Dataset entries
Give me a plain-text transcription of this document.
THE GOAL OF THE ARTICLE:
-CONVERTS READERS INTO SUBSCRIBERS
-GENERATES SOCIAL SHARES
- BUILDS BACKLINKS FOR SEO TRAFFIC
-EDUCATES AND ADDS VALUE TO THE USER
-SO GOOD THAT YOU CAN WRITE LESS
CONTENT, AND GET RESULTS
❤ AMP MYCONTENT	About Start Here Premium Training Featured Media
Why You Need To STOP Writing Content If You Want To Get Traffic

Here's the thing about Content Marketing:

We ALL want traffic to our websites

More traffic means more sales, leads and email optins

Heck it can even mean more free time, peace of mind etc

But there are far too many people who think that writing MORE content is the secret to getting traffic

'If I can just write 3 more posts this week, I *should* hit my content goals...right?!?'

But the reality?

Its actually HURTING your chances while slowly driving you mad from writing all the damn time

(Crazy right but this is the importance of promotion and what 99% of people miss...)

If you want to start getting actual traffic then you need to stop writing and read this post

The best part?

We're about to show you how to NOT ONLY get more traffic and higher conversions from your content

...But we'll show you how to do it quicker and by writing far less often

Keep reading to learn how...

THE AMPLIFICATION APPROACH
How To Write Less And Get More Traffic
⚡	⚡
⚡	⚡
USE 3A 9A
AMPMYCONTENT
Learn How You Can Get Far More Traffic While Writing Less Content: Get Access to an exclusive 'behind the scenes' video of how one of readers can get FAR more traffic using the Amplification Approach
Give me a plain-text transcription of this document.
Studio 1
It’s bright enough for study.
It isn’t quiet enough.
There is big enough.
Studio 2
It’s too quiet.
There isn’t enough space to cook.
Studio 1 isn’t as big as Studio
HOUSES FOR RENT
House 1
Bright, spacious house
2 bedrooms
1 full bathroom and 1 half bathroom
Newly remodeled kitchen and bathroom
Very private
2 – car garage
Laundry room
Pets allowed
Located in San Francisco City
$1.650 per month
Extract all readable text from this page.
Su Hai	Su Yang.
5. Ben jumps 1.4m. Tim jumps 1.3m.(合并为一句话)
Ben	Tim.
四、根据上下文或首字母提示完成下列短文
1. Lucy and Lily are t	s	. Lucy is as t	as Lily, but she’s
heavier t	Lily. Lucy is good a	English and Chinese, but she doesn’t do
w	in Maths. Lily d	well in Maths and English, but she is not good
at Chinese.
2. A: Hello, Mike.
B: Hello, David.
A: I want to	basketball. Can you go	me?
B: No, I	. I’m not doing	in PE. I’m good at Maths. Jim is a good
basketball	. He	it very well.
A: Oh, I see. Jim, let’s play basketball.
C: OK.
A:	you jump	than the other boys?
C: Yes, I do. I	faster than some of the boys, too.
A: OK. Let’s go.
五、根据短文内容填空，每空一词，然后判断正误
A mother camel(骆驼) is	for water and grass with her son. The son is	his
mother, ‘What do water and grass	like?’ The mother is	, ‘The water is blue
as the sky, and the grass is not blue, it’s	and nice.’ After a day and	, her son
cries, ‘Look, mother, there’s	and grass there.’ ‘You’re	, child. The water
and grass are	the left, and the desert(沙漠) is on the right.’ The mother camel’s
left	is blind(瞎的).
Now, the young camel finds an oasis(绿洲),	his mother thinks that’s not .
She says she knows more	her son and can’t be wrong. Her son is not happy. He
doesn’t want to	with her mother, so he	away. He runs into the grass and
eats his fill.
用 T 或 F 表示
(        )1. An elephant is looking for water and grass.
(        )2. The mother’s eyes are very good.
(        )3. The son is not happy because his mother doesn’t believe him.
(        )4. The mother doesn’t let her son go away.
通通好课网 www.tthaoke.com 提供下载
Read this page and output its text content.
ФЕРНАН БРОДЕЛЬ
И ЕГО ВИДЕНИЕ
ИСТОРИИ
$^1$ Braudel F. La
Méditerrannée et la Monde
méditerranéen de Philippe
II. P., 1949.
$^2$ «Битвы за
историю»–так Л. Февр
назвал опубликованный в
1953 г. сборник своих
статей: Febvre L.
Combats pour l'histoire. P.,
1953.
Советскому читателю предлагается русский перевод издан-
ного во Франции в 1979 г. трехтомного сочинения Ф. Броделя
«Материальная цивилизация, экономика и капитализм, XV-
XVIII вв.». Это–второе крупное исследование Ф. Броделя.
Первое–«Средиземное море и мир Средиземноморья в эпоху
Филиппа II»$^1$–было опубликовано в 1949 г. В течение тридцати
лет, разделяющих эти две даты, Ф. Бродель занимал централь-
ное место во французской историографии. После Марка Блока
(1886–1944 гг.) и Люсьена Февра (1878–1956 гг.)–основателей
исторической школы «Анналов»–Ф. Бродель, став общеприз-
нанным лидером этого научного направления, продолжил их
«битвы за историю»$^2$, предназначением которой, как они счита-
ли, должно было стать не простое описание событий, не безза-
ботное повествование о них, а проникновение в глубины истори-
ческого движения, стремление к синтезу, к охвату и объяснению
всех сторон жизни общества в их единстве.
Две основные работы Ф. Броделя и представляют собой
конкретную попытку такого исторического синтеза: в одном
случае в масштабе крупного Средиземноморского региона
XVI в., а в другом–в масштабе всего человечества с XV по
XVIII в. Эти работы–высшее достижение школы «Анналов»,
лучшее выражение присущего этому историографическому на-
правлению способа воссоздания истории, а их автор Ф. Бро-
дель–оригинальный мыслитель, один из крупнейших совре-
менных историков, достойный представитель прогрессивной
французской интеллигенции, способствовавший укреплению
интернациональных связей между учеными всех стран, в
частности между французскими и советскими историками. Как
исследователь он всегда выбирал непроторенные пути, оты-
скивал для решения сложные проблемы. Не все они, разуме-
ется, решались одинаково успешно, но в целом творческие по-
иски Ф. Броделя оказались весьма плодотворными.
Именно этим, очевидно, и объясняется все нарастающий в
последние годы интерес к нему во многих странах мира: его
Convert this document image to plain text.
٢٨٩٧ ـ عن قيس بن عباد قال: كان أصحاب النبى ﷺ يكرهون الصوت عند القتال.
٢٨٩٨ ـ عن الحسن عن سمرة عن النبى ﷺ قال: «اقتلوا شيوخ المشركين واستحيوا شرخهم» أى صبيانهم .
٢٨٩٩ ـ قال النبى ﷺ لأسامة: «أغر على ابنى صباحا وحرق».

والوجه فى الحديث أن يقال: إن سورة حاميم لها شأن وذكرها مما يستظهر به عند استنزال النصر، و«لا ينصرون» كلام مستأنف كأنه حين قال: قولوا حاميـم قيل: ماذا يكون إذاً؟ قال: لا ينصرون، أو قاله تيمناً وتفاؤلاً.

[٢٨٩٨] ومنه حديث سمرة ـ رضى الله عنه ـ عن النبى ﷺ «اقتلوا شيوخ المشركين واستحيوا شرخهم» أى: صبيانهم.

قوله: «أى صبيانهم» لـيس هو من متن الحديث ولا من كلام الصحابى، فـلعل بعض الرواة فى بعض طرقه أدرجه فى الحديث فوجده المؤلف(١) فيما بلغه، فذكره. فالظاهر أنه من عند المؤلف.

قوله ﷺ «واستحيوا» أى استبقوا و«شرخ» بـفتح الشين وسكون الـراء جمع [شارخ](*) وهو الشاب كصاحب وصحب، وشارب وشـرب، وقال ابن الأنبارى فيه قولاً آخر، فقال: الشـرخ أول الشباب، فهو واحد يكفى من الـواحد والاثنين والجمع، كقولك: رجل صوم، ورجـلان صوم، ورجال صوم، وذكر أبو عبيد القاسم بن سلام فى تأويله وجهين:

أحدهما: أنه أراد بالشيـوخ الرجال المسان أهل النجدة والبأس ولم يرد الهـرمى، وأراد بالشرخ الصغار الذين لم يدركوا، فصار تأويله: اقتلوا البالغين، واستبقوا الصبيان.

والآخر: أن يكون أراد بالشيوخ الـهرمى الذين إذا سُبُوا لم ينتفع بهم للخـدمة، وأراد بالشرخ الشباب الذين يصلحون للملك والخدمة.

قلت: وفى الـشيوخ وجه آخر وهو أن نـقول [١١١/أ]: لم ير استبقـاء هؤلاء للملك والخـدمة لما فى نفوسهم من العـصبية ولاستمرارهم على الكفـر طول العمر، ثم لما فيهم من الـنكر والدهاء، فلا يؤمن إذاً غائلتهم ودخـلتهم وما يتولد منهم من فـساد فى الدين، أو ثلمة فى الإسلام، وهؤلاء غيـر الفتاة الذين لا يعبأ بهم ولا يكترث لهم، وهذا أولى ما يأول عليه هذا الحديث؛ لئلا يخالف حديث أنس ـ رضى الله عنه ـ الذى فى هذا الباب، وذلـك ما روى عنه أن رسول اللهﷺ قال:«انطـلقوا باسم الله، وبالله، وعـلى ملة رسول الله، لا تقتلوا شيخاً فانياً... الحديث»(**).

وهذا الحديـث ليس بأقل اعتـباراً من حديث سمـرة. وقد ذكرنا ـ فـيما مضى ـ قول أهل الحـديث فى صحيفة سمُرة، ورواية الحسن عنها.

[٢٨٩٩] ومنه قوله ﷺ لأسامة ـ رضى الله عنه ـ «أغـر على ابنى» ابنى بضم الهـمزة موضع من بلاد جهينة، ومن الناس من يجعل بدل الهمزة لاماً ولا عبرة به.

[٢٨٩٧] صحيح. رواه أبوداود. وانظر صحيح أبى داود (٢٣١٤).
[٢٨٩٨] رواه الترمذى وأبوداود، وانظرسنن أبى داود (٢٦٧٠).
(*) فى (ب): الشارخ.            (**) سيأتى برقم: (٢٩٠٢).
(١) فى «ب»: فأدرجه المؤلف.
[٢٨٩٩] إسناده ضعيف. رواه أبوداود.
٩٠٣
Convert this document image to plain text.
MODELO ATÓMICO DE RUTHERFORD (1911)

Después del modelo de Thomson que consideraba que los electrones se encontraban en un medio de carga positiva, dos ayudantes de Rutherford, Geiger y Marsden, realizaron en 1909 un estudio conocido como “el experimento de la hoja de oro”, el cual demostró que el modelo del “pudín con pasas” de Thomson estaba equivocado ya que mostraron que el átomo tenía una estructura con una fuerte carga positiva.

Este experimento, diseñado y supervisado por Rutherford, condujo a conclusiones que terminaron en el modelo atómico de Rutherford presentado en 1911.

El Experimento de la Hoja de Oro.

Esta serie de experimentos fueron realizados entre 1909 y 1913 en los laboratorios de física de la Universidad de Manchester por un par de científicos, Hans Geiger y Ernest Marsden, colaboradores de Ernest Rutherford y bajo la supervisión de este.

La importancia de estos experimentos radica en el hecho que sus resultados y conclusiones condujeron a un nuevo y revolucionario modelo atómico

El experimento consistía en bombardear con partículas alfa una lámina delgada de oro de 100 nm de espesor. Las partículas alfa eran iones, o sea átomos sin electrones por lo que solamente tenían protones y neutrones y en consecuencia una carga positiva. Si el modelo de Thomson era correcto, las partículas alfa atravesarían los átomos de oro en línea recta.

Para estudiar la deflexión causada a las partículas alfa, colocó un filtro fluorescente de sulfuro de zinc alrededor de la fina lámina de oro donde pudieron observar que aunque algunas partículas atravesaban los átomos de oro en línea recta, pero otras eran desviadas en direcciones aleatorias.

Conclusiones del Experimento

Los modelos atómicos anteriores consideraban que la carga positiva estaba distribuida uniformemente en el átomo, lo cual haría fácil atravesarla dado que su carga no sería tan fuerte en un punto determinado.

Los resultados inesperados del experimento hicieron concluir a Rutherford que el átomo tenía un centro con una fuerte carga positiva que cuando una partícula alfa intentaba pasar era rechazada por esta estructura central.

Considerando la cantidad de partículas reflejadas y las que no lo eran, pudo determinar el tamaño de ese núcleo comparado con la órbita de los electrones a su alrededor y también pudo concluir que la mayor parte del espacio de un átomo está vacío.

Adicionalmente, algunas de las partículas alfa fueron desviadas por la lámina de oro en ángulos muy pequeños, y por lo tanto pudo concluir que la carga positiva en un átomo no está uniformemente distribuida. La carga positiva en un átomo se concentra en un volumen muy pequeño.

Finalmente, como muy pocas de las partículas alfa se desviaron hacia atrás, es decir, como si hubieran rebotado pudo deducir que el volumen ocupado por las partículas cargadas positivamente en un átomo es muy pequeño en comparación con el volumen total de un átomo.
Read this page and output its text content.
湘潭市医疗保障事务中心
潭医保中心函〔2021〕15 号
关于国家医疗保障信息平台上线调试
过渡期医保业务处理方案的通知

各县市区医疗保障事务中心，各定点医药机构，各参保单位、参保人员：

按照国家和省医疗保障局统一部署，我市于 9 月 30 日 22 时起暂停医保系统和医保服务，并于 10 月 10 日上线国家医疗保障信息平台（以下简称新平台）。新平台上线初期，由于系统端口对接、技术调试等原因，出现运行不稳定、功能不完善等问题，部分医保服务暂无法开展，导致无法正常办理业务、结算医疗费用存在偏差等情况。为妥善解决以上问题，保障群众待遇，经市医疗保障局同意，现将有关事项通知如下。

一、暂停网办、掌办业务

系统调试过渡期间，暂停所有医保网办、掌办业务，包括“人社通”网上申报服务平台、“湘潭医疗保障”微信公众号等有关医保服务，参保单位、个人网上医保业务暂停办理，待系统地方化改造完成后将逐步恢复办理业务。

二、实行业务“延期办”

Exercise objective
Look through the material and copy each line that has "لأسامة".

The result
٢٨٩٩ ـ قال النبى ﷺ لأسامة: «أغر على ابنى صباحا وحرق».
[٢٨٩٩] ومنه قوله ﷺ لأسامة ـ رضى الله عنه ـ «أغـر على ابنى» ابنى بضم الهـمزة موضع من بلاد جهينة، ومن الناس من يجعل بدل الهمزة لاماً ولا عبرة به.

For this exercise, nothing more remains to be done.